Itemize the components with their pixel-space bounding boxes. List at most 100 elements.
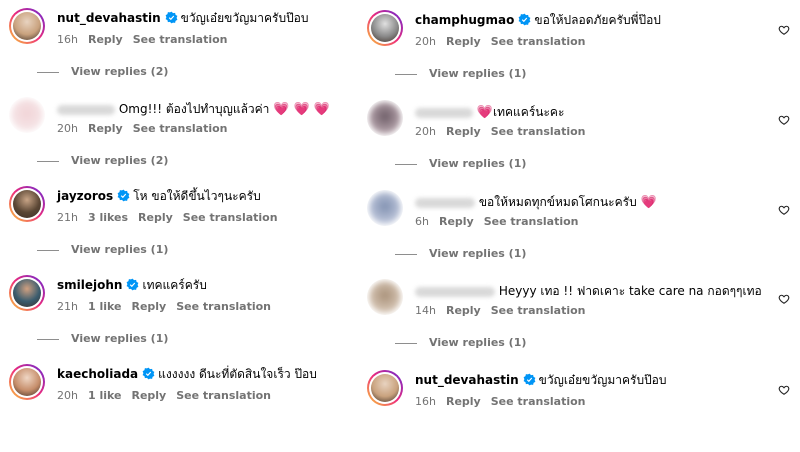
comment-meta: 20h 1 like Reply See translation <box>57 389 281 403</box>
see-translation-link[interactable]: See translation <box>484 215 579 228</box>
replies-divider <box>37 71 59 73</box>
avatar[interactable] <box>9 364 45 400</box>
comment-text-row: smilejohn เทคแคร์ครับ <box>57 277 207 293</box>
comment-body: ขวัญเอ๋ยขวัญมาครับป๊อบ <box>538 373 667 387</box>
comment-body: โห ขอให้ดีขึ้นไวๆนะครับ <box>133 189 261 203</box>
comment-text-row: kaecholiada แงงงงง ดีนะที่ตัดสินใจเร็ว ป๊… <box>57 366 317 382</box>
comment-text-row: jayzoros โห ขอให้ดีขึ้นไวๆนะครับ <box>57 188 261 204</box>
view-replies-button[interactable]: View replies (1) <box>395 247 526 261</box>
view-replies-button[interactable]: View replies (1) <box>395 336 526 350</box>
see-translation-link[interactable]: See translation <box>491 304 586 317</box>
view-replies-label: View replies (1) <box>71 332 169 345</box>
avatar[interactable] <box>9 97 45 133</box>
reply-button[interactable]: Reply <box>446 395 481 408</box>
view-replies-label: View replies (1) <box>429 157 527 170</box>
reply-button[interactable]: Reply <box>446 304 481 317</box>
comment-time: 20h <box>415 125 436 138</box>
comment-text-row: 💗เทคแคร์นะคะ <box>415 104 564 121</box>
comment-body: ขอให้หมดทุกข์หมดโศกนะครับ <box>478 195 637 209</box>
view-replies-label: View replies (2) <box>71 154 169 167</box>
see-translation-link[interactable]: See translation <box>183 211 278 224</box>
avatar[interactable] <box>367 279 403 315</box>
comment-time: 16h <box>415 395 436 408</box>
comment-meta: 6h Reply See translation <box>415 215 589 229</box>
avatar[interactable] <box>367 10 403 46</box>
heart-outline-icon[interactable] <box>778 201 790 215</box>
see-translation-link[interactable]: See translation <box>491 125 586 138</box>
reply-button[interactable]: Reply <box>446 35 481 48</box>
view-replies-label: View replies (2) <box>71 65 169 78</box>
view-replies-label: View replies (1) <box>71 243 169 256</box>
see-translation-link[interactable]: See translation <box>133 122 228 135</box>
replies-divider <box>395 342 417 344</box>
see-translation-link[interactable]: See translation <box>491 395 586 408</box>
comment-text-row: champhugmao ขอให้ปลอดภัยครับพี่ป๊อป <box>415 12 661 28</box>
heart-outline-icon[interactable] <box>778 381 790 395</box>
comment-item: Heyyy เทอ !! ฟาดเคาะ take care na กอดๆๆเ… <box>358 271 800 361</box>
view-replies-button[interactable]: View replies (2) <box>37 65 168 79</box>
likes-count[interactable]: 1 like <box>88 389 122 402</box>
comment-username[interactable]: champhugmao <box>415 13 514 27</box>
view-replies-button[interactable]: View replies (2) <box>37 154 168 168</box>
likes-count[interactable]: 3 likes <box>88 211 128 224</box>
reply-button[interactable]: Reply <box>131 300 166 313</box>
avatar[interactable] <box>9 186 45 222</box>
heart-emoji: 💗 💗 💗 <box>273 102 331 117</box>
view-replies-button[interactable]: View replies (1) <box>395 67 526 81</box>
comment-time: 21h <box>57 300 78 313</box>
verified-badge-icon <box>523 373 536 386</box>
comment-time: 20h <box>57 389 78 402</box>
see-translation-link[interactable]: See translation <box>176 300 271 313</box>
heart-outline-icon[interactable] <box>778 290 790 304</box>
comment-item: Omg!!! ต้องไปทำบุญแล้วค่า 💗 💗 💗 20h Reply S… <box>0 89 400 179</box>
view-replies-button[interactable]: View replies (1) <box>395 157 526 171</box>
comment-meta: 20h Reply See translation <box>415 35 596 49</box>
verified-badge-icon <box>518 13 531 26</box>
likes-count[interactable]: 1 like <box>88 300 122 313</box>
comment-username[interactable]: jayzoros <box>57 189 113 203</box>
comment-body: Omg!!! ต้องไปทำบุญแล้วค่า <box>118 102 270 116</box>
comment-item: champhugmao ขอให้ปลอดภัยครับพี่ป๊อป 20h Rep… <box>358 2 800 92</box>
avatar[interactable] <box>367 370 403 406</box>
comment-time: 6h <box>415 215 429 228</box>
verified-badge-icon <box>117 189 130 202</box>
see-translation-link[interactable]: See translation <box>133 33 228 46</box>
comment-username[interactable]: nut_devahastin <box>57 11 161 25</box>
see-translation-link[interactable]: See translation <box>176 389 271 402</box>
comment-item: nut_devahastin ขวัญเอ๋ยขวัญมาครับป๊อบ 16h R… <box>0 0 400 90</box>
comment-username[interactable]: smilejohn <box>57 278 122 292</box>
heart-emoji: 💗 <box>476 105 494 120</box>
avatar[interactable] <box>9 275 45 311</box>
comment-item: kaecholiada แงงงงง ดีนะที่ตัดสินใจเร็ว ป๊… <box>0 356 400 446</box>
reply-button[interactable]: Reply <box>439 215 474 228</box>
comment-meta: 16h Reply See translation <box>57 33 238 47</box>
comment-body: ขอให้ปลอดภัยครับพี่ป๊อป <box>534 13 661 27</box>
heart-emoji: 💗 <box>640 195 657 210</box>
comment-item: smilejohn เทคแคร์ครับ 21h 1 like Reply See tr… <box>0 267 400 357</box>
heart-outline-icon[interactable] <box>778 21 790 35</box>
reply-button[interactable]: Reply <box>138 211 173 224</box>
comment-meta: 20h Reply See translation <box>57 122 238 136</box>
comment-text-row: Omg!!! ต้องไปทำบุญแล้วค่า 💗 💗 💗 <box>57 101 330 118</box>
blurred-username <box>415 286 495 297</box>
comment-meta: 21h 1 like Reply See translation <box>57 300 281 314</box>
comment-username[interactable]: kaecholiada <box>57 367 138 381</box>
comment-username[interactable]: nut_devahastin <box>415 373 519 387</box>
comment-body: แงงงงง ดีนะที่ตัดสินใจเร็ว ป๊อบ <box>158 367 317 381</box>
view-replies-button[interactable]: View replies (1) <box>37 332 168 346</box>
comment-body: เทคแคร์นะคะ <box>493 105 565 119</box>
avatar[interactable] <box>367 190 403 226</box>
blurred-username <box>415 197 475 208</box>
reply-button[interactable]: Reply <box>88 122 123 135</box>
reply-button[interactable]: Reply <box>446 125 481 138</box>
avatar[interactable] <box>367 100 403 136</box>
reply-button[interactable]: Reply <box>88 33 123 46</box>
reply-button[interactable]: Reply <box>131 389 166 402</box>
avatar[interactable] <box>9 8 45 44</box>
view-replies-button[interactable]: View replies (1) <box>37 243 168 257</box>
comment-body: Heyyy เทอ !! ฟาดเคาะ take care na กอดๆๆเ… <box>498 284 762 298</box>
heart-outline-icon[interactable] <box>778 111 790 125</box>
replies-divider <box>395 163 417 165</box>
see-translation-link[interactable]: See translation <box>491 35 586 48</box>
verified-badge-icon <box>142 367 155 380</box>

- **Exercise requirements**: Please convert every line of the material above into a Markdown table with the columns Row and Line, numbering the rows in order, skipping blank lines and leaving out the pictures.

- **Final result**:
| Row | Line |
|---|---|
| 1 | Itemize the components with their pixel-space bounding boxes. List at most 100 elements. |
| 2 | comment-meta: 20h 1 like Reply See translation <box>57 389 281 403</box> |
| 3 | see-translation-link[interactable]: See translation <box>484 215 579 228</box> |
| 4 | replies-divider <box>37 71 59 73</box> |
| 5 | avatar[interactable] <box>9 364 45 400</box> |
| 6 | comment-text-row: smilejohn เทคแคร์ครับ <box>57 277 207 293</box> |
| 7 | comment-body: ขวัญเอ๋ยขวัญมาครับป๊อบ <box>538 373 667 387</box> |
| 8 | comment-body: โห ขอให้ดีขึ้นไวๆนะครับ <box>133 189 261 203</box> |
| 9 | comment-text-row: kaecholiada แงงงงง ดีนะที่ตัดสินใจเร็ว ป๊… <box>57 366 317 382</box> |
| 10 | comment-text-row: jayzoros โห ขอให้ดีขึ้นไวๆนะครับ <box>57 188 261 204</box> |
| 11 | view-replies-button[interactable]: View replies (1) <box>395 247 526 261</box> |
| 12 | view-replies-button[interactable]: View replies (1) <box>395 336 526 350</box> |
| 13 | see-translation-link[interactable]: See translation <box>491 304 586 317</box> |
| 14 | view-replies-label: View replies (1) <box>71 332 169 345</box> |
| 15 | avatar[interactable] <box>9 97 45 133</box> |
| 16 | reply-button[interactable]: Reply <box>446 395 481 408</box> |
| 17 | view-replies-label: View replies (1) <box>429 157 527 170</box> |
| 18 | reply-button[interactable]: Reply <box>446 304 481 317</box> |
| 19 | comment-time: 20h <box>415 125 436 138</box> |
| 20 | comment-text-row: 💗เทคแคร์นะคะ <box>415 104 564 121</box> |
| 21 | comment-body: ขอให้หมดทุกข์หมดโศกนะครับ <box>478 195 637 209</box> |
| 22 | view-replies-label: View replies (2) <box>71 154 169 167</box> |
| 23 | see-translation-link[interactable]: See translation <box>183 211 278 224</box> |
| 24 | avatar[interactable] <box>367 279 403 315</box> |
| 25 | comment-time: 16h <box>415 395 436 408</box> |
| 26 | comment-meta: 6h Reply See translation <box>415 215 589 229</box> |
| 27 | avatar[interactable] <box>367 10 403 46</box> |
| 28 | heart-outline-icon[interactable] <box>778 201 790 215</box> |
| 29 | see-translation-link[interactable]: See translation <box>491 125 586 138</box> |
| 30 | reply-button[interactable]: Reply <box>446 35 481 48</box> |
| 31 | view-replies-label: View replies (2) <box>71 65 169 78</box> |
| 32 | view-replies-label: View replies (1) <box>71 243 169 256</box> |
| 33 | see-translation-link[interactable]: See translation <box>133 122 228 135</box> |
| 34 | replies-divider <box>395 342 417 344</box> |
| 35 | see-translation-link[interactable]: See translation <box>491 395 586 408</box> |
| 36 | comment-text-row: champhugmao ขอให้ปลอดภัยครับพี่ป๊อป <box>415 12 661 28</box> |
| 37 | heart-outline-icon[interactable] <box>778 381 790 395</box> |
| 38 | comment-item: Heyyy เทอ !! ฟาดเคาะ take care na กอดๆๆเ… <box>358 271 800 361</box> |
| 39 | view-replies-button[interactable]: View replies (2) <box>37 65 168 79</box> |
| 40 | likes-count[interactable]: 1 like <box>88 389 122 402</box> |
| 41 | comment-username[interactable]: champhugmao <box>415 13 514 27</box> |
| 42 | view-replies-button[interactable]: View replies (2) <box>37 154 168 168</box> |
| 43 | likes-count[interactable]: 3 likes <box>88 211 128 224</box> |
| 44 | reply-button[interactable]: Reply <box>131 300 166 313</box> |
| 45 | avatar[interactable] <box>9 186 45 222</box> |
| 46 | heart-emoji: 💗 💗 💗 <box>273 102 331 117</box> |
| 47 | view-replies-button[interactable]: View replies (1) <box>395 67 526 81</box> |
| 48 | comment-time: 21h <box>57 300 78 313</box> |
| 49 | verified-badge-icon <box>523 373 536 386</box> |
| 50 | comment-time: 20h <box>57 389 78 402</box> |
| 51 | see-translation-link[interactable]: See translation <box>176 300 271 313</box> |
| 52 | heart-outline-icon[interactable] <box>778 290 790 304</box> |
| 53 | comment-item: Omg!!! ต้องไปทำบุญแล้วค่า 💗 💗 💗 20h Reply S… <box>0 89 400 179</box> |
| 54 | view-replies-button[interactable]: View replies (1) <box>395 157 526 171</box> |
| 55 | comment-meta: 20h Reply See translation <box>415 35 596 49</box> |
| 56 | verified-badge-icon <box>518 13 531 26</box> |
| 57 | likes-count[interactable]: 1 like <box>88 300 122 313</box> |
| 58 | comment-username[interactable]: jayzoros <box>57 189 113 203</box> |
| 59 | comment-body: Omg!!! ต้องไปทำบุญแล้วค่า <box>118 102 270 116</box> |
| 60 | comment-item: champhugmao ขอให้ปลอดภัยครับพี่ป๊อป 20h Rep… <box>358 2 800 92</box> |
| 61 | avatar[interactable] <box>367 370 403 406</box> |
| 62 | comment-time: 6h <box>415 215 429 228</box> |
| 63 | verified-badge-icon <box>117 189 130 202</box> |
| 64 | see-translation-link[interactable]: See translation <box>133 33 228 46</box> |
| 65 | comment-username[interactable]: nut_devahastin <box>57 11 161 25</box> |
| 66 | see-translation-link[interactable]: See translation <box>176 389 271 402</box> |
| 67 | comment-item: nut_devahastin ขวัญเอ๋ยขวัญมาครับป๊อบ 16h R… <box>0 0 400 90</box> |
| 68 | comment-username[interactable]: smilejohn <box>57 278 122 292</box> |
| 69 | heart-emoji: 💗 <box>476 105 494 120</box> |
| 70 | avatar[interactable] <box>9 275 45 311</box> |
| 71 | comment-item: kaecholiada แงงงงง ดีนะที่ตัดสินใจเร็ว ป๊… <box>0 356 400 446</box> |
| 72 | reply-button[interactable]: Reply <box>439 215 474 228</box> |
| 73 | comment-meta: 16h Reply See translation <box>57 33 238 47</box> |
| 74 | comment-body: ขอให้ปลอดภัยครับพี่ป๊อป <box>534 13 661 27</box> |
| 75 | heart-emoji: 💗 <box>640 195 657 210</box> |
| 76 | comment-item: smilejohn เทคแคร์ครับ 21h 1 like Reply See tr… <box>0 267 400 357</box> |
| 77 | heart-outline-icon[interactable] <box>778 21 790 35</box> |
| 78 | reply-button[interactable]: Reply <box>138 211 173 224</box> |
| 79 | comment-meta: 20h Reply See translation <box>57 122 238 136</box> |
| 80 | comment-text-row: Omg!!! ต้องไปทำบุญแล้วค่า 💗 💗 💗 <box>57 101 330 118</box> |
| 81 | blurred-username <box>415 286 495 297</box> |
| 82 | comment-meta: 21h 1 like Reply See translation <box>57 300 281 314</box> |
| 83 | comment-username[interactable]: kaecholiada <box>57 367 138 381</box> |
| 84 | comment-username[interactable]: nut_devahastin <box>415 373 519 387</box> |
| 85 | comment-body: แงงงงง ดีนะที่ตัดสินใจเร็ว ป๊อบ <box>158 367 317 381</box> |
| 86 | view-replies-button[interactable]: View replies (1) <box>37 332 168 346</box> |
| 87 | comment-body: เทคแคร์นะคะ <box>493 105 565 119</box> |
| 88 | avatar[interactable] <box>367 190 403 226</box> |
| 89 | blurred-username <box>415 197 475 208</box> |
| 90 | reply-button[interactable]: Reply <box>88 122 123 135</box> |
| 91 | reply-button[interactable]: Reply <box>446 125 481 138</box> |
| 92 | avatar[interactable] <box>367 100 403 136</box> |
| 93 | reply-button[interactable]: Reply <box>88 33 123 46</box> |
| 94 | reply-button[interactable]: Reply <box>131 389 166 402</box> |
| 95 | avatar[interactable] <box>9 8 45 44</box> |
| 96 | view-replies-button[interactable]: View replies (1) <box>37 243 168 257</box> |
| 97 | comment-body: Heyyy เทอ !! ฟาดเคาะ take care na กอดๆๆเ… <box>498 284 762 298</box> |
| 98 | heart-outline-icon[interactable] <box>778 111 790 125</box> |
| 99 | replies-divider <box>395 163 417 165</box> |
| 100 | see-translation-link[interactable]: See translation <box>491 35 586 48</box> |
| 101 | verified-badge-icon <box>142 367 155 380</box> |